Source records
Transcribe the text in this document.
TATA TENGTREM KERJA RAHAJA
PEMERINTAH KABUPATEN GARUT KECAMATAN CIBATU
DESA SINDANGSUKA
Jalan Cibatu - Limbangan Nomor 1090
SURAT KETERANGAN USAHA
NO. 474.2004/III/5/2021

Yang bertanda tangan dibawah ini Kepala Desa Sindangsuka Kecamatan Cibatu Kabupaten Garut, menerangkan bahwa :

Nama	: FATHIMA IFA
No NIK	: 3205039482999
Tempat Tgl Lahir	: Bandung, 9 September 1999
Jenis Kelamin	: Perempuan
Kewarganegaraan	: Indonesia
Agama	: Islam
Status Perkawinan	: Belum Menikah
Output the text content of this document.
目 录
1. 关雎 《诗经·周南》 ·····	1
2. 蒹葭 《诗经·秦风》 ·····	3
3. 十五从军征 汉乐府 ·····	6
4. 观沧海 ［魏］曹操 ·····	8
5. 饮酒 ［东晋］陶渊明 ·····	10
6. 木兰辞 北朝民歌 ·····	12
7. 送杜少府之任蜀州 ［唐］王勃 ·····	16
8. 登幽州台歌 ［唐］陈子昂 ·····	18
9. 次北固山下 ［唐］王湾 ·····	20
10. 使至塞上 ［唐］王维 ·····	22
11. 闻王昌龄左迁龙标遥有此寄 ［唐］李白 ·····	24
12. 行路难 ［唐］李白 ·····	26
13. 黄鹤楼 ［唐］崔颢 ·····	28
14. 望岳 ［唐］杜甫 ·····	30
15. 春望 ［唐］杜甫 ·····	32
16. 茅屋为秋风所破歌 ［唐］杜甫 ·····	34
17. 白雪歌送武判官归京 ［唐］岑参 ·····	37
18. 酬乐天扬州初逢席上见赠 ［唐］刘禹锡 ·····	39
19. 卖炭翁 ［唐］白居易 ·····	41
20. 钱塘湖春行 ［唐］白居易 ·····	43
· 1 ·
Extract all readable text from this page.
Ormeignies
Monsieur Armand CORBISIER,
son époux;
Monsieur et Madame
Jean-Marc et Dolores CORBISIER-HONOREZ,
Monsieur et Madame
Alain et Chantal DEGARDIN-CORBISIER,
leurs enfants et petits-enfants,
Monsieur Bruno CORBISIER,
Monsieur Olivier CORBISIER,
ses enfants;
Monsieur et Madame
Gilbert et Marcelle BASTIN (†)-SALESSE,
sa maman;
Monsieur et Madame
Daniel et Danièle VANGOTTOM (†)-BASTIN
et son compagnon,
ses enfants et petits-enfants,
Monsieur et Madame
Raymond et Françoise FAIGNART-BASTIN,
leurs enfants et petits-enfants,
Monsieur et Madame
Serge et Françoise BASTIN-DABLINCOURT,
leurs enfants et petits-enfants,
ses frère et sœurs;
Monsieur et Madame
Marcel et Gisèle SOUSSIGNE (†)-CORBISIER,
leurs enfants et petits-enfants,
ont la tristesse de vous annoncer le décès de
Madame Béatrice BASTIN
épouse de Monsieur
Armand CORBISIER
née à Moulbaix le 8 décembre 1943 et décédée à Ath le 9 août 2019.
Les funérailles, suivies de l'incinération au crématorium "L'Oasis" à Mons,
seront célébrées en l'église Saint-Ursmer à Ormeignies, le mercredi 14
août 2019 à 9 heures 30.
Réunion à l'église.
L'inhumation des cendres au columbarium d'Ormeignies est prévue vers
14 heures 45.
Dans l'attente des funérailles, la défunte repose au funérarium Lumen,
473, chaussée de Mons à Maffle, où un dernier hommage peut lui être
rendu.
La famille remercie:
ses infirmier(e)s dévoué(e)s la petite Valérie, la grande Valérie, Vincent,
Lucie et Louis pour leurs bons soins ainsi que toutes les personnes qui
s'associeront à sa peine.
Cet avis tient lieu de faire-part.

(PROMPT): Set down the listing above in full, please, exactly as it appears.

(WRITTEN SOLUTION):
Transcribe the text in this document.
TATA TENGTREM KERJA RAHAJA
PEMERINTAH KABUPATEN GARUT KECAMATAN CIBATU
DESA SINDANGSUKA
Jalan Cibatu - Limbangan Nomor 1090
SURAT KETERANGAN USAHA
NO. 474.2004/III/5/2021

Yang bertanda tangan dibawah ini Kepala Desa Sindangsuka Kecamatan Cibatu Kabupaten Garut, menerangkan bahwa :

Nama	: FATHIMA IFA
No NIK	: 3205039482999
Tempat Tgl Lahir	: Bandung, 9 September 1999
Jenis Kelamin	: Perempuan
Kewarganegaraan	: Indonesia
Agama	: Islam
Status Perkawinan	: Belum Menikah
Output the text content of this document.
目 录
1. 关雎 《诗经·周南》 ·····	1
2. 蒹葭 《诗经·秦风》 ·····	3
3. 十五从军征 汉乐府 ·····	6
4. 观沧海 ［魏］曹操 ·····	8
5. 饮酒 ［东晋］陶渊明 ·····	10
6. 木兰辞 北朝民歌 ·····	12
7. 送杜少府之任蜀州 ［唐］王勃 ·····	16
8. 登幽州台歌 ［唐］陈子昂 ·····	18
9. 次北固山下 ［唐］王湾 ·····	20
10. 使至塞上 ［唐］王维 ·····	22
11. 闻王昌龄左迁龙标遥有此寄 ［唐］李白 ·····	24
12. 行路难 ［唐］李白 ·····	26
13. 黄鹤楼 ［唐］崔颢 ·····	28
14. 望岳 ［唐］杜甫 ·····	30
15. 春望 ［唐］杜甫 ·····	32
16. 茅屋为秋风所破歌 ［唐］杜甫 ·····	34
17. 白雪歌送武判官归京 ［唐］岑参 ·····	37
18. 酬乐天扬州初逢席上见赠 ［唐］刘禹锡 ·····	39
19. 卖炭翁 ［唐］白居易 ·····	41
20. 钱塘湖春行 ［唐］白居易 ·····	43
· 1 ·
Extract all readable text from this page.
Ormeignies
Monsieur Armand CORBISIER,
son époux;
Monsieur et Madame
Jean-Marc et Dolores CORBISIER-HONOREZ,
Monsieur et Madame
Alain et Chantal DEGARDIN-CORBISIER,
leurs enfants et petits-enfants,
Monsieur Bruno CORBISIER,
Monsieur Olivier CORBISIER,
ses enfants;
Monsieur et Madame
Gilbert et Marcelle BASTIN (†)-SALESSE,
sa maman;
Monsieur et Madame
Daniel et Danièle VANGOTTOM (†)-BASTIN
et son compagnon,
ses enfants et petits-enfants,
Monsieur et Madame
Raymond et Françoise FAIGNART-BASTIN,
leurs enfants et petits-enfants,
Monsieur et Madame
Serge et Françoise BASTIN-DABLINCOURT,
leurs enfants et petits-enfants,
ses frère et sœurs;
Monsieur et Madame
Marcel et Gisèle SOUSSIGNE (†)-CORBISIER,
leurs enfants et petits-enfants,
ont la tristesse de vous annoncer le décès de
Madame Béatrice BASTIN
épouse de Monsieur
Armand CORBISIER
née à Moulbaix le 8 décembre 1943 et décédée à Ath le 9 août 2019.
Les funérailles, suivies de l'incinération au crématorium "L'Oasis" à Mons,
seront célébrées en l'église Saint-Ursmer à Ormeignies, le mercredi 14
août 2019 à 9 heures 30.
Réunion à l'église.
L'inhumation des cendres au columbarium d'Ormeignies est prévue vers
14 heures 45.
Dans l'attente des funérailles, la défunte repose au funérarium Lumen,
473, chaussée de Mons à Maffle, où un dernier hommage peut lui être
rendu.
La famille remercie:
ses infirmier(e)s dévoué(e)s la petite Valérie, la grande Valérie, Vincent,
Lucie et Louis pour leurs bons soins ainsi que toutes les personnes qui
s'associeront à sa peine.
Cet avis tient lieu de faire-part.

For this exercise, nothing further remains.